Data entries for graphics
◇ ◇ ◇ ◇ ◇ ◇ ◇

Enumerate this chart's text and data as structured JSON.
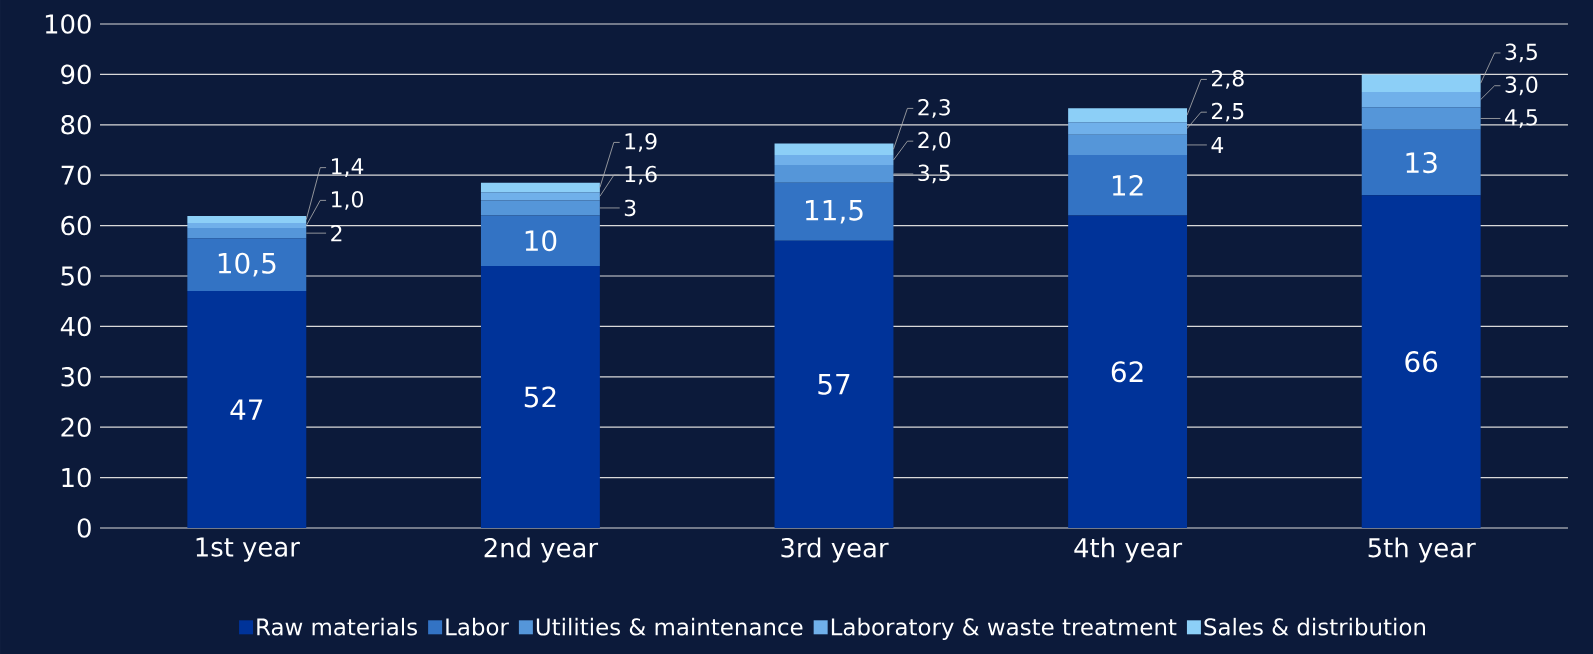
{
  "chart_data": {
    "type": "bar",
    "stacked": true,
    "categories": [
      "1st year",
      "2nd year",
      "3rd year",
      "4th year",
      "5th year"
    ],
    "series": [
      {
        "name": "Raw materials",
        "color": "#003399",
        "values": [
          47,
          52,
          57,
          62,
          66
        ],
        "value_labels": [
          "47",
          "52",
          "57",
          "62",
          "66"
        ]
      },
      {
        "name": "Labor",
        "color": "#3373c4",
        "values": [
          10.5,
          10,
          11.5,
          12,
          13
        ],
        "value_labels": [
          "10,5",
          "10",
          "11,5",
          "12",
          "13"
        ]
      },
      {
        "name": "Utilities & maintenance",
        "color": "#5596d9",
        "values": [
          2,
          3,
          3.5,
          4,
          4.5
        ],
        "value_labels": [
          "2",
          "3",
          "3,5",
          "4",
          "4,5"
        ]
      },
      {
        "name": "Laboratory & waste treatment",
        "color": "#70b0ea",
        "values": [
          1.0,
          1.6,
          2.0,
          2.5,
          3.0
        ],
        "value_labels": [
          "1,0",
          "1,6",
          "2,0",
          "2,5",
          "3,0"
        ]
      },
      {
        "name": "Sales & distribution",
        "color": "#8ccff7",
        "values": [
          1.4,
          1.9,
          2.3,
          2.8,
          3.5
        ],
        "value_labels": [
          "1,4",
          "1,9",
          "2,3",
          "2,8",
          "3,5"
        ]
      }
    ],
    "ylim": [
      0,
      100
    ],
    "yticks": [
      0,
      10,
      20,
      30,
      40,
      50,
      60,
      70,
      80,
      90,
      100
    ],
    "grid": "y",
    "legend": "bottom"
  }
}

◇ ◇ ◇ ◇ ◇ ◇ ◇

■ Task requirements ■
Report each line in the data that holds the word "color".

■ Answer for the task ■
        "color": "#003399",
        "color": "#3373c4",
        "color": "#5596d9",
        "color": "#70b0ea",
        "color": "#8ccff7",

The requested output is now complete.